* _Dataset extract_:
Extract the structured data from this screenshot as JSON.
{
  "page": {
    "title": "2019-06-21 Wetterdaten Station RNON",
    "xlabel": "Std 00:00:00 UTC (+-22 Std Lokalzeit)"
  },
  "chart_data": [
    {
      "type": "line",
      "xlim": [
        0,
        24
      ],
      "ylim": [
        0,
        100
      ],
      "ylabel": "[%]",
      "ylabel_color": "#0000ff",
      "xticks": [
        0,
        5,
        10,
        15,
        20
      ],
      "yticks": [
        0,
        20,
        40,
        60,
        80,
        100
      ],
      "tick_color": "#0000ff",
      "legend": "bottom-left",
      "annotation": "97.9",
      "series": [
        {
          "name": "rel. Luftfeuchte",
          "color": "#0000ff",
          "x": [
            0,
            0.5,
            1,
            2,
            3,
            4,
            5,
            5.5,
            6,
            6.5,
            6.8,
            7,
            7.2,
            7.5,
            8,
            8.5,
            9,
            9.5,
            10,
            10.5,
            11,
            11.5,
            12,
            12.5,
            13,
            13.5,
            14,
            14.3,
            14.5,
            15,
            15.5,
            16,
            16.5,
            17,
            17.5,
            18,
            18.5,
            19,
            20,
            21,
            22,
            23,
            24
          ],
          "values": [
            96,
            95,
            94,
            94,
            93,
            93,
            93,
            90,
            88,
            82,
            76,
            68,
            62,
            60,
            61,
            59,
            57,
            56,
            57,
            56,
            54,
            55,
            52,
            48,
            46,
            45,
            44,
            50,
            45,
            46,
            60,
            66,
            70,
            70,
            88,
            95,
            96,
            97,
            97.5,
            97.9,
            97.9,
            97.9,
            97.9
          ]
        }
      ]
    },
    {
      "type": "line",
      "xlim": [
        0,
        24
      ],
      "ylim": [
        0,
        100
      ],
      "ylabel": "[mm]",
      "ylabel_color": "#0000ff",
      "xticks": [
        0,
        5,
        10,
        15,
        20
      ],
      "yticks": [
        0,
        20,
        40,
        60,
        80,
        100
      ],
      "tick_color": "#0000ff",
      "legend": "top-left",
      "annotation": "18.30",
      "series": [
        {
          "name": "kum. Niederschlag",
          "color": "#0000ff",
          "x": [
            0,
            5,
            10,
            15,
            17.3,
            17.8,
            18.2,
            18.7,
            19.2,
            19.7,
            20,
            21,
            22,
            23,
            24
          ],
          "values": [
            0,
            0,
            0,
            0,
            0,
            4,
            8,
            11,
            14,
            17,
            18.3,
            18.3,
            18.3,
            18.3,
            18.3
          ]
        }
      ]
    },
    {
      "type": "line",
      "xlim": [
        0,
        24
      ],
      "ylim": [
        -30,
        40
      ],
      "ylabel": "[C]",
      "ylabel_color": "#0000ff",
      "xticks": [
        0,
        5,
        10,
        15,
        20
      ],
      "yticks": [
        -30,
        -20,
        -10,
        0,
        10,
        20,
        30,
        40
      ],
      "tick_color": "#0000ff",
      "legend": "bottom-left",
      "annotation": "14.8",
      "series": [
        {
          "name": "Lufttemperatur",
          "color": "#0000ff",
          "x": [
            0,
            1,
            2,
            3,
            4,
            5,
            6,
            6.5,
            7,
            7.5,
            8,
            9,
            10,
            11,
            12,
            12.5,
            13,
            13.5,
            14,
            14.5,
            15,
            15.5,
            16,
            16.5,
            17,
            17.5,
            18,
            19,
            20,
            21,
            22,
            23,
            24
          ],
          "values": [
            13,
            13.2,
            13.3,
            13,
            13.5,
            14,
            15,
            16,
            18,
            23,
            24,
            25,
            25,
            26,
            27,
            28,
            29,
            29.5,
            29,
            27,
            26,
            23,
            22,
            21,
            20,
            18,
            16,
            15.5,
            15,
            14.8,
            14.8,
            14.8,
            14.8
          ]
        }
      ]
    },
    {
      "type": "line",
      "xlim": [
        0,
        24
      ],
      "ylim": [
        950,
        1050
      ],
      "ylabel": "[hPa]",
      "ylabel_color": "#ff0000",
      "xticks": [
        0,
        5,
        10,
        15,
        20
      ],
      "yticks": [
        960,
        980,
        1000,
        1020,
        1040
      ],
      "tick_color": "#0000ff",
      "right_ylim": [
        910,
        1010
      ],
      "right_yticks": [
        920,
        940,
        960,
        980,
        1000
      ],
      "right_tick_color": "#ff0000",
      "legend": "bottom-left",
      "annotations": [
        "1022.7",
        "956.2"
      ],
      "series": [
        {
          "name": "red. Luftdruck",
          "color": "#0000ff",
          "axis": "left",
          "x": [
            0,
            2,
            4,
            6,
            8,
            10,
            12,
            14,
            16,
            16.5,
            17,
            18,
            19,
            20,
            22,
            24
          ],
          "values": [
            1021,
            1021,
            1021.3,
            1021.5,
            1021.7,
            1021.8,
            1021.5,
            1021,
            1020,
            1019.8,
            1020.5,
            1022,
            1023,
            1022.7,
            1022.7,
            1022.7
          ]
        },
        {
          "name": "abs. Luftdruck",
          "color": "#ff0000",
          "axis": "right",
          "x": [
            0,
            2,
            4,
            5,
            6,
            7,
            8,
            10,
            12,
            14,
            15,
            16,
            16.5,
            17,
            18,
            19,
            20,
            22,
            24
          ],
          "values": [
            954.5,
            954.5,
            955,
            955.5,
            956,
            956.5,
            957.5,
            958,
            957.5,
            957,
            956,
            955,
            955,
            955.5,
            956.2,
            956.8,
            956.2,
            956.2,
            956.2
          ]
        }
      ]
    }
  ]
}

* _What needs to be done_:
Pick out the lines that contain "Luftdruck" and copy them.

* _Exercise response_:
          "name": "red. Luftdruck",
          "name": "abs. Luftdruck",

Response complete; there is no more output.